Keep the pictures out of the copy and repeat the records exactly.

THE RECORDS »
==================================================

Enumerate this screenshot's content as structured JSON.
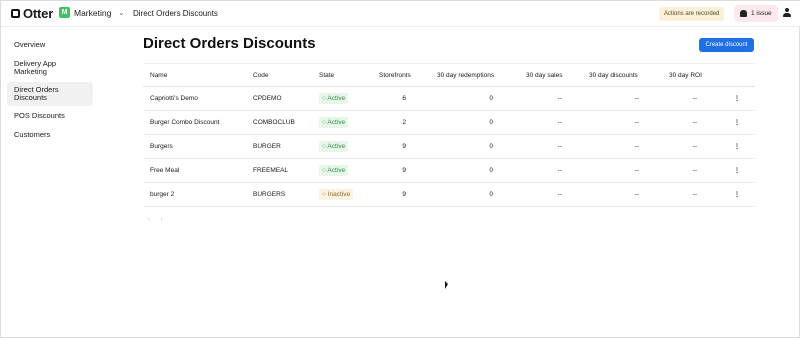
{
  "header": {
    "logo_text": "Otter",
    "app_icon": "M",
    "app_name": "Marketing",
    "breadcrumb": "Direct Orders Discounts",
    "recording_label": "Actions are recorded",
    "issue_label": "1 issue"
  },
  "sidebar": {
    "items": [
      {
        "label": "Overview"
      },
      {
        "label": "Delivery App Marketing"
      },
      {
        "label": "Direct Orders Discounts"
      },
      {
        "label": "POS Discounts"
      },
      {
        "label": "Customers"
      }
    ],
    "active_index": 2
  },
  "main": {
    "title": "Direct Orders Discounts",
    "create_button": "Create discount",
    "columns": [
      "Name",
      "Code",
      "State",
      "Storefronts",
      "30 day redemptions",
      "30 day sales",
      "30 day discounts",
      "30 day ROI"
    ],
    "rows": [
      {
        "name": "Capriotti's Demo",
        "code": "CPDEMO",
        "state": "Active",
        "storefronts": "6",
        "redemptions": "0",
        "sales": "--",
        "discounts": "--",
        "roi": "--",
        "menu": "⋮"
      },
      {
        "name": "Burger Combo Discount",
        "code": "COMBOCLUB",
        "state": "Active",
        "storefronts": "2",
        "redemptions": "0",
        "sales": "--",
        "discounts": "--",
        "roi": "--",
        "menu": "⋮"
      },
      {
        "name": "Burgers",
        "code": "BURGER",
        "state": "Active",
        "storefronts": "9",
        "redemptions": "0",
        "sales": "--",
        "discounts": "--",
        "roi": "--",
        "menu": "⋮"
      },
      {
        "name": "Free Meal",
        "code": "FREEMEAL",
        "state": "Active",
        "storefronts": "9",
        "redemptions": "0",
        "sales": "--",
        "discounts": "--",
        "roi": "--",
        "menu": "⋮"
      },
      {
        "name": "burger 2",
        "code": "BURGERS",
        "state": "Inactive",
        "storefronts": "9",
        "redemptions": "0",
        "sales": "--",
        "discounts": "--",
        "roi": "--",
        "menu": "⋮"
      }
    ],
    "pager": {
      "prev": "‹",
      "next": "›"
    }
  },
  "icons": {
    "logo": "otter-logo-icon",
    "app": "marketing-app-icon",
    "chevron": "chevron-down-icon",
    "bell": "bell-icon",
    "user": "user-icon",
    "row_menu": "kebab-menu-icon",
    "state_dot": "status-dot-icon"
  },
  "colors": {
    "accent": "#1f6fe5",
    "active_badge_bg": "#e8f6ea",
    "active_badge_text": "#2f8a3e",
    "inactive_badge_bg": "#fbf2e1",
    "inactive_badge_text": "#8a6a2a",
    "app_icon": "#3ec26a"
  }
}
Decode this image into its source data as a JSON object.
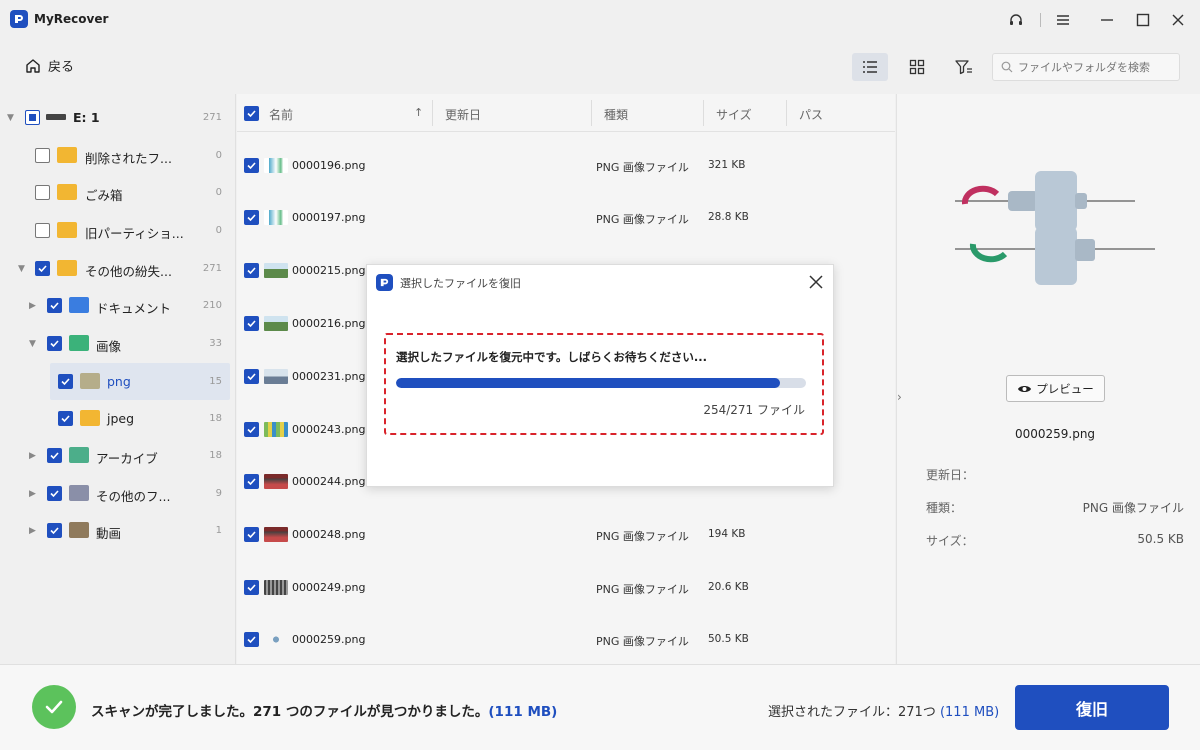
{
  "app": {
    "title": "MyRecover"
  },
  "toolbar": {
    "back_label": "戻る",
    "search_placeholder": "ファイルやフォルダを検索"
  },
  "tree": [
    {
      "label": "E: 1",
      "count": "271"
    },
    {
      "label": "削除されたフ...",
      "count": "0"
    },
    {
      "label": "ごみ箱",
      "count": "0"
    },
    {
      "label": "旧パーティショ...",
      "count": "0"
    },
    {
      "label": "その他の紛失...",
      "count": "271"
    },
    {
      "label": "ドキュメント",
      "count": "210"
    },
    {
      "label": "画像",
      "count": "33"
    },
    {
      "label": "png",
      "count": "15"
    },
    {
      "label": "jpeg",
      "count": "18"
    },
    {
      "label": "アーカイブ",
      "count": "18"
    },
    {
      "label": "その他のフ...",
      "count": "9"
    },
    {
      "label": "動画",
      "count": "1"
    }
  ],
  "columns": {
    "name": "名前",
    "modified": "更新日",
    "type": "種類",
    "size": "サイズ",
    "path": "パス"
  },
  "files": [
    {
      "name": "0000196.png",
      "type": "PNG 画像ファイル",
      "size": "321 KB"
    },
    {
      "name": "0000197.png",
      "type": "PNG 画像ファイル",
      "size": "28.8 KB"
    },
    {
      "name": "0000215.png",
      "type": "",
      "size": ""
    },
    {
      "name": "0000216.png",
      "type": "",
      "size": ""
    },
    {
      "name": "0000231.png",
      "type": "",
      "size": ""
    },
    {
      "name": "0000243.png",
      "type": "",
      "size": ""
    },
    {
      "name": "0000244.png",
      "type": "",
      "size": ""
    },
    {
      "name": "0000248.png",
      "type": "PNG 画像ファイル",
      "size": "194 KB"
    },
    {
      "name": "0000249.png",
      "type": "PNG 画像ファイル",
      "size": "20.6 KB"
    },
    {
      "name": "0000259.png",
      "type": "PNG 画像ファイル",
      "size": "50.5 KB"
    }
  ],
  "preview": {
    "button_label": "プレビュー",
    "file_name": "0000259.png",
    "meta": [
      {
        "label": "更新日：",
        "value": ""
      },
      {
        "label": "種類：",
        "value": "PNG 画像ファイル"
      },
      {
        "label": "サイズ：",
        "value": "50.5 KB"
      }
    ]
  },
  "modal": {
    "title": "選択したファイルを復旧",
    "message": "選択したファイルを復元中です。しばらくお待ちください...",
    "progress_fraction": 0.936,
    "progress_text": "254/271 ファイル"
  },
  "footer": {
    "status_main": "スキャンが完了しました。271 つのファイルが見つかりました。",
    "status_size": "(111 MB)",
    "selected_main": "選択されたファイル：271つ",
    "selected_size": "(111 MB)",
    "recover_label": "復旧"
  },
  "colors": {
    "accent": "#1f4fbf",
    "success": "#5cc25c",
    "highlight": "#d9232b"
  }
}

==================================================

RESULT OF THIS EXERCISE »
Enumerate this screenshot's content as structured JSON.
{
  "header": {
    "logo_text": "Otter",
    "app_icon": "M",
    "app_name": "Marketing",
    "breadcrumb": "Direct Orders Discounts",
    "recording_label": "Actions are recorded",
    "issue_label": "1 issue"
  },
  "sidebar": {
    "items": [
      {
        "label": "Overview"
      },
      {
        "label": "Delivery App Marketing"
      },
      {
        "label": "Direct Orders Discounts"
      },
      {
        "label": "POS Discounts"
      },
      {
        "label": "Customers"
      }
    ],
    "active_index": 2
  },
  "main": {
    "title": "Direct Orders Discounts",
    "create_button": "Create discount",
    "columns": [
      "Name",
      "Code",
      "State",
      "Storefronts",
      "30 day redemptions",
      "30 day sales",
      "30 day discounts",
      "30 day ROI"
    ],
    "rows": [
      {
        "name": "Capriotti's Demo",
        "code": "CPDEMO",
        "state": "Active",
        "storefronts": "6",
        "redemptions": "0",
        "sales": "--",
        "discounts": "--",
        "roi": "--",
        "menu": "⋮"
      },
      {
        "name": "Burger Combo Discount",
        "code": "COMBOCLUB",
        "state": "Active",
        "storefronts": "2",
        "redemptions": "0",
        "sales": "--",
        "discounts": "--",
        "roi": "--",
        "menu": "⋮"
      },
      {
        "name": "Burgers",
        "code": "BURGER",
        "state": "Active",
        "storefronts": "9",
        "redemptions": "0",
        "sales": "--",
        "discounts": "--",
        "roi": "--",
        "menu": "⋮"
      },
      {
        "name": "Free Meal",
        "code": "FREEMEAL",
        "state": "Active",
        "storefronts": "9",
        "redemptions": "0",
        "sales": "--",
        "discounts": "--",
        "roi": "--",
        "menu": "⋮"
      },
      {
        "name": "burger 2",
        "code": "BURGERS",
        "state": "Inactive",
        "storefronts": "9",
        "redemptions": "0",
        "sales": "--",
        "discounts": "--",
        "roi": "--",
        "menu": "⋮"
      }
    ],
    "pager": {
      "prev": "‹",
      "next": "›"
    }
  },
  "icons": {
    "logo": "otter-logo-icon",
    "app": "marketing-app-icon",
    "chevron": "chevron-down-icon",
    "bell": "bell-icon",
    "user": "user-icon",
    "row_menu": "kebab-menu-icon",
    "state_dot": "status-dot-icon"
  },
  "colors": {
    "accent": "#1f6fe5",
    "active_badge_bg": "#e8f6ea",
    "active_badge_text": "#2f8a3e",
    "inactive_badge_bg": "#fbf2e1",
    "inactive_badge_text": "#8a6a2a",
    "app_icon": "#3ec26a"
  }
}
Decode this image into its source data as a JSON object.
{
  "app": {
    "title": "MyRecover"
  },
  "toolbar": {
    "back_label": "戻る",
    "search_placeholder": "ファイルやフォルダを検索"
  },
  "tree": [
    {
      "label": "E: 1",
      "count": "271"
    },
    {
      "label": "削除されたフ...",
      "count": "0"
    },
    {
      "label": "ごみ箱",
      "count": "0"
    },
    {
      "label": "旧パーティショ...",
      "count": "0"
    },
    {
      "label": "その他の紛失...",
      "count": "271"
    },
    {
      "label": "ドキュメント",
      "count": "210"
    },
    {
      "label": "画像",
      "count": "33"
    },
    {
      "label": "png",
      "count": "15"
    },
    {
      "label": "jpeg",
      "count": "18"
    },
    {
      "label": "アーカイブ",
      "count": "18"
    },
    {
      "label": "その他のフ...",
      "count": "9"
    },
    {
      "label": "動画",
      "count": "1"
    }
  ],
  "columns": {
    "name": "名前",
    "modified": "更新日",
    "type": "種類",
    "size": "サイズ",
    "path": "パス"
  },
  "files": [
    {
      "name": "0000196.png",
      "type": "PNG 画像ファイル",
      "size": "321 KB"
    },
    {
      "name": "0000197.png",
      "type": "PNG 画像ファイル",
      "size": "28.8 KB"
    },
    {
      "name": "0000215.png",
      "type": "",
      "size": ""
    },
    {
      "name": "0000216.png",
      "type": "",
      "size": ""
    },
    {
      "name": "0000231.png",
      "type": "",
      "size": ""
    },
    {
      "name": "0000243.png",
      "type": "",
      "size": ""
    },
    {
      "name": "0000244.png",
      "type": "",
      "size": ""
    },
    {
      "name": "0000248.png",
      "type": "PNG 画像ファイル",
      "size": "194 KB"
    },
    {
      "name": "0000249.png",
      "type": "PNG 画像ファイル",
      "size": "20.6 KB"
    },
    {
      "name": "0000259.png",
      "type": "PNG 画像ファイル",
      "size": "50.5 KB"
    }
  ],
  "preview": {
    "button_label": "プレビュー",
    "file_name": "0000259.png",
    "meta": [
      {
        "label": "更新日：",
        "value": ""
      },
      {
        "label": "種類：",
        "value": "PNG 画像ファイル"
      },
      {
        "label": "サイズ：",
        "value": "50.5 KB"
      }
    ]
  },
  "modal": {
    "title": "選択したファイルを復旧",
    "message": "選択したファイルを復元中です。しばらくお待ちください...",
    "progress_fraction": 0.936,
    "progress_text": "254/271 ファイル"
  },
  "footer": {
    "status_main": "スキャンが完了しました。271 つのファイルが見つかりました。",
    "status_size": "(111 MB)",
    "selected_main": "選択されたファイル：271つ",
    "selected_size": "(111 MB)",
    "recover_label": "復旧"
  },
  "colors": {
    "accent": "#1f4fbf",
    "success": "#5cc25c",
    "highlight": "#d9232b"
  }
}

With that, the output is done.